Task to carry out
Print all the records exactly, please.

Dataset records

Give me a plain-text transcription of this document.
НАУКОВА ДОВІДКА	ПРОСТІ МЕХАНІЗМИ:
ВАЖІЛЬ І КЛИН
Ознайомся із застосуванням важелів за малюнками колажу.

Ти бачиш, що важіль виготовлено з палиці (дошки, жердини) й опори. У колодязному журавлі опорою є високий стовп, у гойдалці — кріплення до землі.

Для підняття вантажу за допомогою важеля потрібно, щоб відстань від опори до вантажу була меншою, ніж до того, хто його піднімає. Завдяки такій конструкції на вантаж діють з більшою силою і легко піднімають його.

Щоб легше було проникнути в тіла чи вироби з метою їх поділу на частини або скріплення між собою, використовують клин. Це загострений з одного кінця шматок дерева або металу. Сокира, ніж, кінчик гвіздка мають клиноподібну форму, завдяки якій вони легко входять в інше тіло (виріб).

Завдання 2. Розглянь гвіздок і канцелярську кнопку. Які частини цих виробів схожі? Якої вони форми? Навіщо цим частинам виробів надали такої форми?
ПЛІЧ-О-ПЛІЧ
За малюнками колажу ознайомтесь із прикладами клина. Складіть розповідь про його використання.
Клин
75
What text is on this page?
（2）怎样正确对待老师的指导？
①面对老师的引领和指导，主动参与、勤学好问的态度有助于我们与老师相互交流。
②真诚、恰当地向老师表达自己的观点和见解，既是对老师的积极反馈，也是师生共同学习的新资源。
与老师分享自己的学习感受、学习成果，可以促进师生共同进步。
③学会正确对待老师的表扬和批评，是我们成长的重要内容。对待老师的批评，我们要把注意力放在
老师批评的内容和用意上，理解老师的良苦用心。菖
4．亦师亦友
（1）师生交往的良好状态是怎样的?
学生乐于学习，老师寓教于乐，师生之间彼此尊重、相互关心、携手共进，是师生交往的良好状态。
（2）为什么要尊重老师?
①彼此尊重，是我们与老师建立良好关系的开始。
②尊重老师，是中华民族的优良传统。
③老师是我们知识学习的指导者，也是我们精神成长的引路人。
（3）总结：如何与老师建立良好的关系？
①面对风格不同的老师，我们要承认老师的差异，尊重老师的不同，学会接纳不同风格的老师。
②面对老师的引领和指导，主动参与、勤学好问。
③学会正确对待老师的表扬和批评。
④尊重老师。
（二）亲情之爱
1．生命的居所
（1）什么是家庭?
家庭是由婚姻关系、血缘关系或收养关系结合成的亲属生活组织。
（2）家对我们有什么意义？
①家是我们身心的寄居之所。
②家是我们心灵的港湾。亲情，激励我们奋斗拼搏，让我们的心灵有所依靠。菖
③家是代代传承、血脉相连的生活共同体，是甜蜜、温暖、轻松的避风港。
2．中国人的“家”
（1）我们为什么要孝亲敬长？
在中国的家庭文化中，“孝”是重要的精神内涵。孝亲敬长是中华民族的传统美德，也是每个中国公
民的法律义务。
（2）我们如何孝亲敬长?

Full response
Give me a plain-text transcription of this document.
НАУКОВА ДОВІДКА	ПРОСТІ МЕХАНІЗМИ:
ВАЖІЛЬ І КЛИН
Ознайомся із застосуванням важелів за малюнками колажу.

Ти бачиш, що важіль виготовлено з палиці (дошки, жердини) й опори. У колодязному журавлі опорою є високий стовп, у гойдалці — кріплення до землі.

Для підняття вантажу за допомогою важеля потрібно, щоб відстань від опори до вантажу була меншою, ніж до того, хто його піднімає. Завдяки такій конструкції на вантаж діють з більшою силою і легко піднімають його.

Щоб легше було проникнути в тіла чи вироби з метою їх поділу на частини або скріплення між собою, використовують клин. Це загострений з одного кінця шматок дерева або металу. Сокира, ніж, кінчик гвіздка мають клиноподібну форму, завдяки якій вони легко входять в інше тіло (виріб).

Завдання 2. Розглянь гвіздок і канцелярську кнопку. Які частини цих виробів схожі? Якої вони форми? Навіщо цим частинам виробів надали такої форми?
ПЛІЧ-О-ПЛІЧ
За малюнками колажу ознайомтесь із прикладами клина. Складіть розповідь про його використання.
Клин
75
What text is on this page?
（2）怎样正确对待老师的指导？
①面对老师的引领和指导，主动参与、勤学好问的态度有助于我们与老师相互交流。
②真诚、恰当地向老师表达自己的观点和见解，既是对老师的积极反馈，也是师生共同学习的新资源。
与老师分享自己的学习感受、学习成果，可以促进师生共同进步。
③学会正确对待老师的表扬和批评，是我们成长的重要内容。对待老师的批评，我们要把注意力放在
老师批评的内容和用意上，理解老师的良苦用心。菖
4．亦师亦友
（1）师生交往的良好状态是怎样的?
学生乐于学习，老师寓教于乐，师生之间彼此尊重、相互关心、携手共进，是师生交往的良好状态。
（2）为什么要尊重老师?
①彼此尊重，是我们与老师建立良好关系的开始。
②尊重老师，是中华民族的优良传统。
③老师是我们知识学习的指导者，也是我们精神成长的引路人。
（3）总结：如何与老师建立良好的关系？
①面对风格不同的老师，我们要承认老师的差异，尊重老师的不同，学会接纳不同风格的老师。
②面对老师的引领和指导，主动参与、勤学好问。
③学会正确对待老师的表扬和批评。
④尊重老师。
（二）亲情之爱
1．生命的居所
（1）什么是家庭?
家庭是由婚姻关系、血缘关系或收养关系结合成的亲属生活组织。
（2）家对我们有什么意义？
①家是我们身心的寄居之所。
②家是我们心灵的港湾。亲情，激励我们奋斗拼搏，让我们的心灵有所依靠。菖
③家是代代传承、血脉相连的生活共同体，是甜蜜、温暖、轻松的避风港。
2．中国人的“家”
（1）我们为什么要孝亲敬长？
在中国的家庭文化中，“孝”是重要的精神内涵。孝亲敬长是中华民族的传统美德，也是每个中国公
民的法律义务。
（2）我们如何孝亲敬长?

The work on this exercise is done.